• Stated goal: Your copy of the material below should match it exactly, except that it holds no pictures.

-- START OF Records --

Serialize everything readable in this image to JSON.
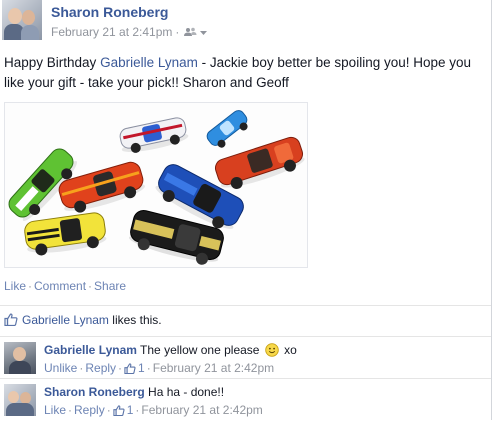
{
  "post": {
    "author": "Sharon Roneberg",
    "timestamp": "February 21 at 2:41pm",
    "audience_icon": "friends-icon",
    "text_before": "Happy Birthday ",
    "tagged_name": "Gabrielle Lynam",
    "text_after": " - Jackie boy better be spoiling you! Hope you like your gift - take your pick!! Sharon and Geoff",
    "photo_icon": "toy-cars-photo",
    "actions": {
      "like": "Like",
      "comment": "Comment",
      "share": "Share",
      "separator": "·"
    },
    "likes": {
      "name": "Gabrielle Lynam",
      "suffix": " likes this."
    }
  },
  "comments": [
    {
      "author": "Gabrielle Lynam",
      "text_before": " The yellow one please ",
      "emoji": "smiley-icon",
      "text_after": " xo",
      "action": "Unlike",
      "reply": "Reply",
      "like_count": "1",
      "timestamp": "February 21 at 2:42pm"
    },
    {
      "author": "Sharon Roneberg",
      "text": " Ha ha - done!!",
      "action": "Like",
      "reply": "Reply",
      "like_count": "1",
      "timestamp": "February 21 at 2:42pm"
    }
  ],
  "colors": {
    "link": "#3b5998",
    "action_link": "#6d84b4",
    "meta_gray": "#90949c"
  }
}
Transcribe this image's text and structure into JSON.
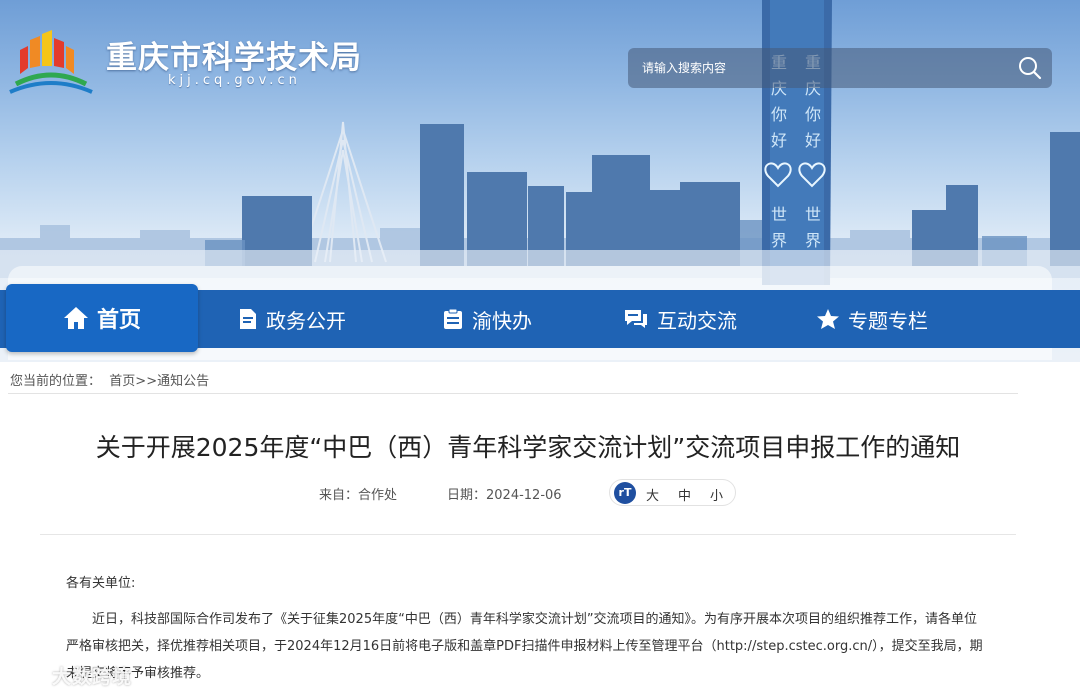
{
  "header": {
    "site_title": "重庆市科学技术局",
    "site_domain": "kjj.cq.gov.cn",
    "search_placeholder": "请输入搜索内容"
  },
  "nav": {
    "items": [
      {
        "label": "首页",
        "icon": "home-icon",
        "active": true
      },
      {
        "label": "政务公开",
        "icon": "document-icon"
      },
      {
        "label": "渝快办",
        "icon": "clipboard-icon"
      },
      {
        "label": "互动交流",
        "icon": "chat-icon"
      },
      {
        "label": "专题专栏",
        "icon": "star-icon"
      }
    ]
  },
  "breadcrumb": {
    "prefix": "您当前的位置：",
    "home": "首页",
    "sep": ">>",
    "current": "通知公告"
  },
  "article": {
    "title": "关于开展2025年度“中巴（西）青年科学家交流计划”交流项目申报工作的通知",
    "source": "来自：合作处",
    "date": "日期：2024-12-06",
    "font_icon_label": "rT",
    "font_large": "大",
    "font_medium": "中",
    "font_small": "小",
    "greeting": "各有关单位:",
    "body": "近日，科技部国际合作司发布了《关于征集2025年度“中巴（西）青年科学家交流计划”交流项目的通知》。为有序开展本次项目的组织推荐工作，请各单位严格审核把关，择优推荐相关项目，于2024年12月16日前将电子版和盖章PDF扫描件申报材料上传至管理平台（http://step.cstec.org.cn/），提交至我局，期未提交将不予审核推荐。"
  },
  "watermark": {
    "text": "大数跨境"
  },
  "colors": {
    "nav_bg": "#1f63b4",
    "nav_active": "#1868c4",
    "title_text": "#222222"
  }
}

-- END OF Records --

• Answer:
Serialize everything readable in this image to JSON.
{
  "post": {
    "author": "Sharon Roneberg",
    "timestamp": "February 21 at 2:41pm",
    "audience_icon": "friends-icon",
    "text_before": "Happy Birthday ",
    "tagged_name": "Gabrielle Lynam",
    "text_after": " - Jackie boy better be spoiling you! Hope you like your gift - take your pick!! Sharon and Geoff",
    "photo_icon": "toy-cars-photo",
    "actions": {
      "like": "Like",
      "comment": "Comment",
      "share": "Share",
      "separator": "·"
    },
    "likes": {
      "name": "Gabrielle Lynam",
      "suffix": " likes this."
    }
  },
  "comments": [
    {
      "author": "Gabrielle Lynam",
      "text_before": " The yellow one please ",
      "emoji": "smiley-icon",
      "text_after": " xo",
      "action": "Unlike",
      "reply": "Reply",
      "like_count": "1",
      "timestamp": "February 21 at 2:42pm"
    },
    {
      "author": "Sharon Roneberg",
      "text": " Ha ha - done!!",
      "action": "Like",
      "reply": "Reply",
      "like_count": "1",
      "timestamp": "February 21 at 2:42pm"
    }
  ],
  "colors": {
    "link": "#3b5998",
    "action_link": "#6d84b4",
    "meta_gray": "#90949c"
  }
}
Transcribe this image's text and structure into JSON.
{
  "header": {
    "site_title": "重庆市科学技术局",
    "site_domain": "kjj.cq.gov.cn",
    "search_placeholder": "请输入搜索内容"
  },
  "nav": {
    "items": [
      {
        "label": "首页",
        "icon": "home-icon",
        "active": true
      },
      {
        "label": "政务公开",
        "icon": "document-icon"
      },
      {
        "label": "渝快办",
        "icon": "clipboard-icon"
      },
      {
        "label": "互动交流",
        "icon": "chat-icon"
      },
      {
        "label": "专题专栏",
        "icon": "star-icon"
      }
    ]
  },
  "breadcrumb": {
    "prefix": "您当前的位置：",
    "home": "首页",
    "sep": ">>",
    "current": "通知公告"
  },
  "article": {
    "title": "关于开展2025年度“中巴（西）青年科学家交流计划”交流项目申报工作的通知",
    "source": "来自：合作处",
    "date": "日期：2024-12-06",
    "font_icon_label": "rT",
    "font_large": "大",
    "font_medium": "中",
    "font_small": "小",
    "greeting": "各有关单位:",
    "body": "近日，科技部国际合作司发布了《关于征集2025年度“中巴（西）青年科学家交流计划”交流项目的通知》。为有序开展本次项目的组织推荐工作，请各单位严格审核把关，择优推荐相关项目，于2024年12月16日前将电子版和盖章PDF扫描件申报材料上传至管理平台（http://step.cstec.org.cn/），提交至我局，期未提交将不予审核推荐。"
  },
  "watermark": {
    "text": "大数跨境"
  },
  "colors": {
    "nav_bg": "#1f63b4",
    "nav_active": "#1868c4",
    "title_text": "#222222"
  }
}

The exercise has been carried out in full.